## RECORDS FOR THE EXERCISE
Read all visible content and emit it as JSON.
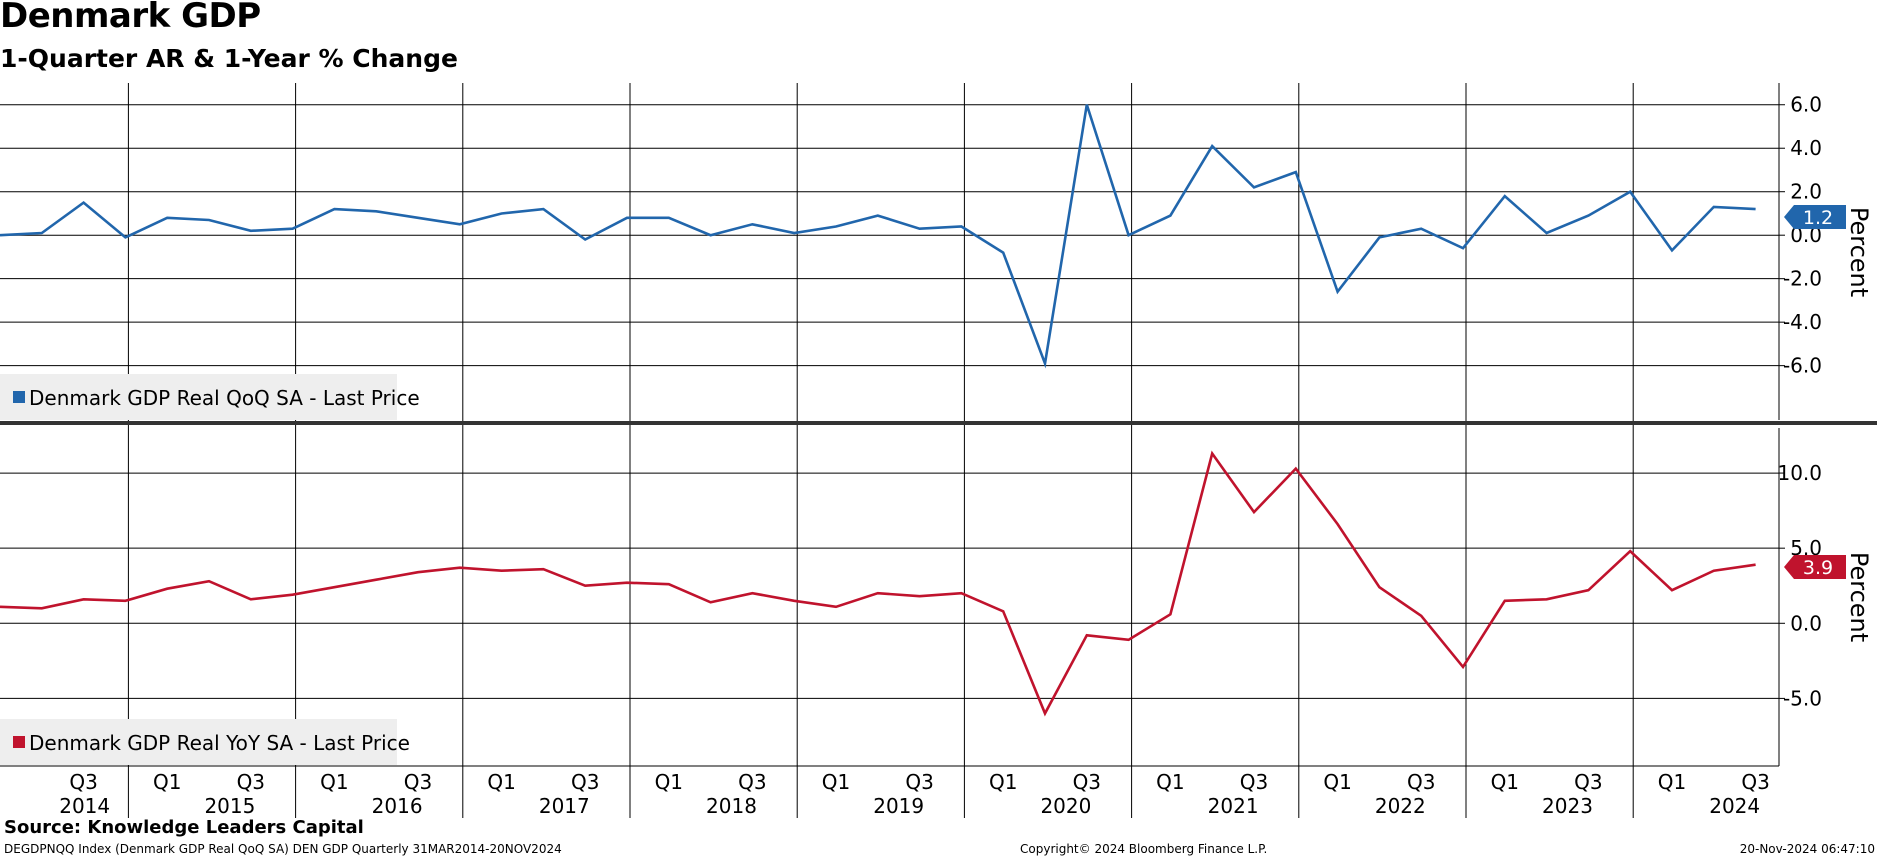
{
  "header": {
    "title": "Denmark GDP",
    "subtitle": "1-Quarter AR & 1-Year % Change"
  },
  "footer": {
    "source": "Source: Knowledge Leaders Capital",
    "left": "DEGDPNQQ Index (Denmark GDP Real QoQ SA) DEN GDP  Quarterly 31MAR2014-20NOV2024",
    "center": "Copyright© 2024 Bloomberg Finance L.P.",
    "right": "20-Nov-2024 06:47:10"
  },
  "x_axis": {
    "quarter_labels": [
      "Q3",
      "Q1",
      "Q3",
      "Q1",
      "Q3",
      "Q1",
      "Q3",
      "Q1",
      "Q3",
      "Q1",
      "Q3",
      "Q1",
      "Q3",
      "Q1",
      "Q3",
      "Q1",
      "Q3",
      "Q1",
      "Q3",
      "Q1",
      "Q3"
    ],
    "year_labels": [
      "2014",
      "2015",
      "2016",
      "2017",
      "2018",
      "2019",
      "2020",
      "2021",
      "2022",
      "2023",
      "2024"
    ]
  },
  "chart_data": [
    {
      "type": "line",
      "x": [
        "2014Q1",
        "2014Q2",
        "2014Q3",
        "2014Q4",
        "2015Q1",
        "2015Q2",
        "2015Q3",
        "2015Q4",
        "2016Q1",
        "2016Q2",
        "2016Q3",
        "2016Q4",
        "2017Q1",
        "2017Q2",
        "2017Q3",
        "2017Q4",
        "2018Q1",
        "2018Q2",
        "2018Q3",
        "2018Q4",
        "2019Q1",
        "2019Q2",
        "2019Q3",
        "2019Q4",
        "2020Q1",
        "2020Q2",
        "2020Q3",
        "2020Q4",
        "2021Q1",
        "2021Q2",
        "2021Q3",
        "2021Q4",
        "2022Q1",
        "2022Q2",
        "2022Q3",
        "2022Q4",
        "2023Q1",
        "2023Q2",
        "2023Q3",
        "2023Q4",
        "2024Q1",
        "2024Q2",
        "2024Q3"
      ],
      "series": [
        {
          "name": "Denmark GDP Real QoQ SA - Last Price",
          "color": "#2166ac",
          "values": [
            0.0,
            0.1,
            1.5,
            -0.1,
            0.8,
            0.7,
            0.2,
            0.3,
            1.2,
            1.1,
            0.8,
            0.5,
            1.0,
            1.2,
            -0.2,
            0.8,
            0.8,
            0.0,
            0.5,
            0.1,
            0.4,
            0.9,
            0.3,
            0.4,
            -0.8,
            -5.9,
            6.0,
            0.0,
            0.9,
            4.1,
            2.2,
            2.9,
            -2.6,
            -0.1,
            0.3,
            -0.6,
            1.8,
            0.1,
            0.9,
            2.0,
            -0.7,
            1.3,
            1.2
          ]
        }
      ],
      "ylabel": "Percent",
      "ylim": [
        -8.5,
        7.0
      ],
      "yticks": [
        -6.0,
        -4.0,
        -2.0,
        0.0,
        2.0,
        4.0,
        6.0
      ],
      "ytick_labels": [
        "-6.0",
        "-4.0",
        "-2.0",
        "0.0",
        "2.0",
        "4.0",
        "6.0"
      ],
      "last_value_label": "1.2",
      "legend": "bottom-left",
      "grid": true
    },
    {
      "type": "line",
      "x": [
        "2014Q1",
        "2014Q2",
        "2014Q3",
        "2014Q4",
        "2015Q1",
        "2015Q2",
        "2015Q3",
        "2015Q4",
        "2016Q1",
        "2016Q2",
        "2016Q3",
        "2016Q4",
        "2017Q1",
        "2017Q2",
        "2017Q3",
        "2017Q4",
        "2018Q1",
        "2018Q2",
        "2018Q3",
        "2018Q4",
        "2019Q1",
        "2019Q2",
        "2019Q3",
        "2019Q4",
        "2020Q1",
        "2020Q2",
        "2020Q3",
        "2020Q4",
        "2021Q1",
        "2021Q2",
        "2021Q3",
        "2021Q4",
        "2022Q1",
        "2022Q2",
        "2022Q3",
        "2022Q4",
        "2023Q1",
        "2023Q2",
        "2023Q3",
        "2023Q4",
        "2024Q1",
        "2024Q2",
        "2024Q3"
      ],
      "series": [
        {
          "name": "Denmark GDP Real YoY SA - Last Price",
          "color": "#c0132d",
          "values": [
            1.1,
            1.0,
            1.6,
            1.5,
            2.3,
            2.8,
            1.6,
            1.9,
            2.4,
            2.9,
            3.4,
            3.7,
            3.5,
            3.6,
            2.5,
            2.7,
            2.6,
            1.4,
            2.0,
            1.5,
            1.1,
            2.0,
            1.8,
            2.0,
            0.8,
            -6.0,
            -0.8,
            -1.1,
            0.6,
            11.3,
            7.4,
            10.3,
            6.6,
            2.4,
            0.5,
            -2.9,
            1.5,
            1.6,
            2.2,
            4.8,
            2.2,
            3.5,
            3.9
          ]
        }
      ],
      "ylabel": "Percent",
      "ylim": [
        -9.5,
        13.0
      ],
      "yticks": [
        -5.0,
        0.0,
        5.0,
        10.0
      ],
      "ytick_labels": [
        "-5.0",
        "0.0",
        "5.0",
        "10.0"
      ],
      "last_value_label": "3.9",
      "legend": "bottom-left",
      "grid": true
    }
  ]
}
...
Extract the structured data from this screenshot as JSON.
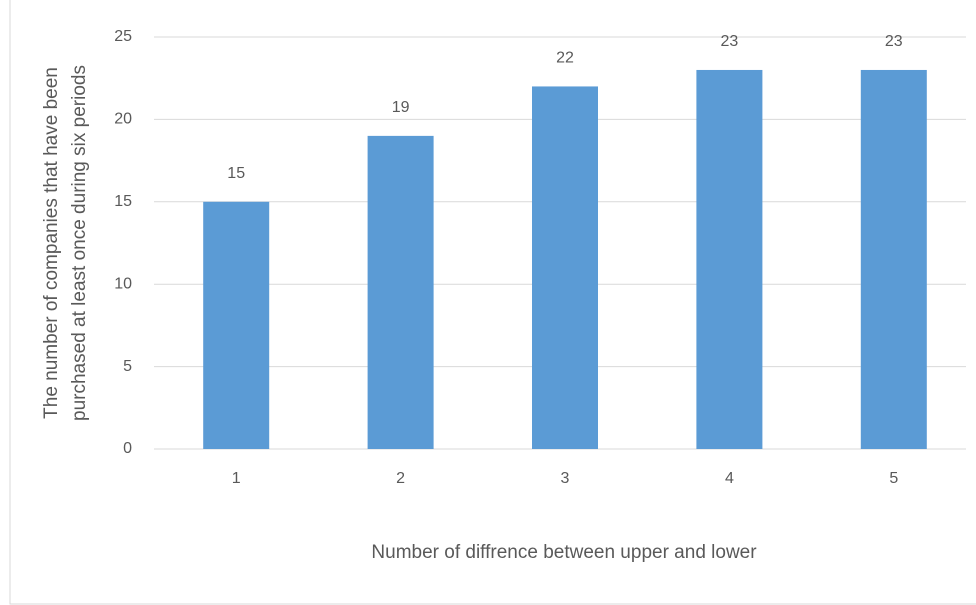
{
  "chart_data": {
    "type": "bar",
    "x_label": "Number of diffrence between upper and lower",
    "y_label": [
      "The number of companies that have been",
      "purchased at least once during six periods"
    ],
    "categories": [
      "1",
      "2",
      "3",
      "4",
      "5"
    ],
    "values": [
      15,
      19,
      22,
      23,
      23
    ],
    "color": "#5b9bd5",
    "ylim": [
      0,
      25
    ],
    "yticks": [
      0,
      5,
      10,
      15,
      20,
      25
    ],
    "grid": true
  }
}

## YOUR OBJECTIVE
Scan the listing above. Gather each line that contains the word "name".

## FINISHED ANSWER
          "name": "Denmark GDP Real QoQ SA - Last Price",
          "name": "Denmark GDP Real YoY SA - Last Price",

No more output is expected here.